§ Collection entries
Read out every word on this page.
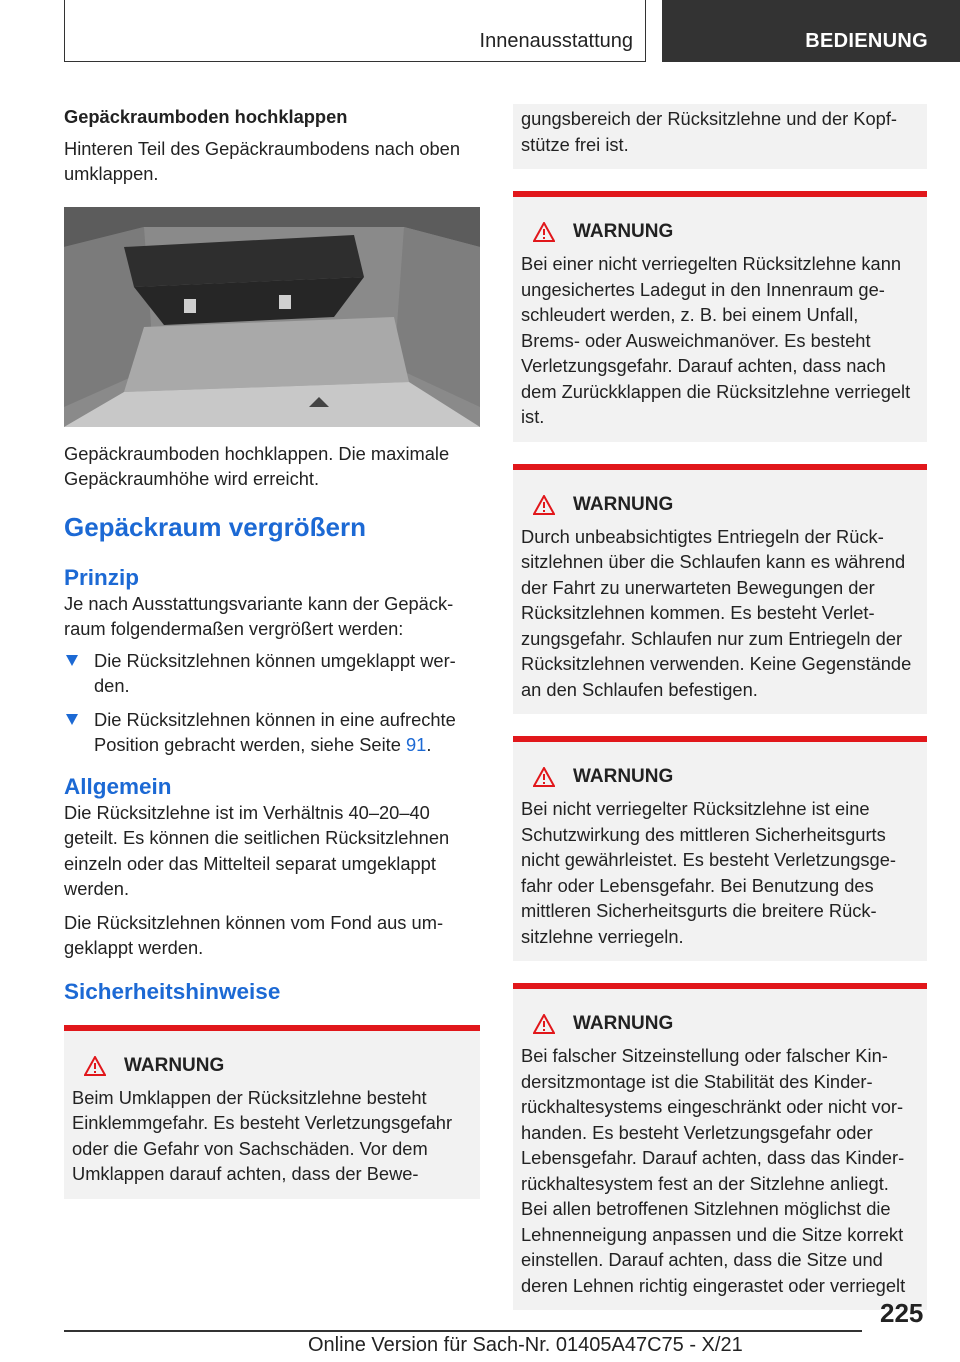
Innenausstattung	BEDIENUNG
Gepäckraumboden hochklappen

Hinteren Teil des Gepäckraumbodens nach oben umklappen.

Gepäckraumboden hochklappen. Die maximale Gepäckraumhöhe wird erreicht.

Gepäckraum vergrößern
Prinzip

Je nach Ausstattungsvariante kann der Gepäckraum folgendermaßen vergrößert werden:

Die Rücksitzlehnen können umgeklappt werden.
Die Rücksitzlehnen können in eine aufrechte Position gebracht werden, siehe Seite 91.
Allgemein

Die Rücksitzlehne ist im Verhältnis 40–20–40 geteilt. Es können die seitlichen Rücksitzlehnen einzeln oder das Mittelteil separat umgeklappt werden.

Die Rücksitzlehnen können vom Fond aus umgeklappt werden.

Sicherheitshinweise
WARNUNG

Beim Umklappen der Rücksitzlehne besteht Einklemmgefahr. Es besteht Verletzungsgefahr oder die Gefahr von Sachschäden. Vor dem Umklappen darauf achten, dass der Bewe-

gungsbereich der Rücksitzlehne und der Kopfstütze frei ist.

WARNUNG

Bei einer nicht verriegelten Rücksitzlehne kann ungesichertes Ladegut in den Innenraum geschleudert werden, z. B. bei einem Unfall, Brems- oder Ausweichmanöver. Es besteht Verletzungsgefahr. Darauf achten, dass nach dem Zurückklappen die Rücksitzlehne verriegelt ist.

WARNUNG

Durch unbeabsichtigtes Entriegeln der Rücksitzlehnen über die Schlaufen kann es während der Fahrt zu unerwarteten Bewegungen der Rücksitzlehnen kommen. Es besteht Verletzungsgefahr. Schlaufen nur zum Entriegeln der Rücksitzlehnen verwenden. Keine Gegenstände an den Schlaufen befestigen.

WARNUNG

Bei nicht verriegelter Rücksitzlehne ist eine Schutzwirkung des mittleren Sicherheitsgurts nicht gewährleistet. Es besteht Verletzungsgefahr oder Lebensgefahr. Bei Benutzung des mittleren Sicherheitsgurts die breitere Rücksitzlehne verriegeln.

WARNUNG

Bei falscher Sitzeinstellung oder falscher Kindersitzmontage ist die Stabilität des Kinderrückhaltesystems eingeschränkt oder nicht vorhanden. Es besteht Verletzungsgefahr oder Lebensgefahr. Darauf achten, dass das Kinderrückhaltesystem fest an der Sitzlehne anliegt. Bei allen betroffenen Sitzlehnen möglichst die Lehnenneigung anpassen und die Sitze korrekt einstellen. Darauf achten, dass die Sitze und deren Lehnen richtig eingerastet oder verriegelt

225
Online Version für Sach-Nr. 01405A47C75 - X/21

§ PROBLEM TO SOLVE
Identify and copy the lines holding the word "hochklappen".

§ EXERCISE OUTPUT
Gepäckraumboden hochklappen
Gepäckraumboden hochklappen. Die maximale Gepäckraumhöhe wird erreicht.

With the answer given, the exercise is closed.